### THE PROBLEM
Without omitting anything, retype the data that follows.

### DATA FOR THIS TASK
# # # # # # #
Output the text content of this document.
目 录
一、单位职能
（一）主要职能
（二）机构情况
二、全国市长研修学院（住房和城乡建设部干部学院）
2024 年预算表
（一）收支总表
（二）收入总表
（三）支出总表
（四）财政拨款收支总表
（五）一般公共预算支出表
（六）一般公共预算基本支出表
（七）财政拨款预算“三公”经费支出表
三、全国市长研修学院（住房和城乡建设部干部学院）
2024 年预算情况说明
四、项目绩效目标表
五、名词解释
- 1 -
# # # # # # #
### EXPECTED OUTPUT
Output the text content of this document.
目 录
一、单位职能
（一）主要职能
（二）机构情况
二、全国市长研修学院（住房和城乡建设部干部学院）
2024 年预算表
（一）收支总表
（二）收入总表
（三）支出总表
（四）财政拨款收支总表
（五）一般公共预算支出表
（六）一般公共预算基本支出表
（七）财政拨款预算“三公”经费支出表
三、全国市长研修学院（住房和城乡建设部干部学院）
2024 年预算情况说明
四、项目绩效目标表
五、名词解释
- 1 -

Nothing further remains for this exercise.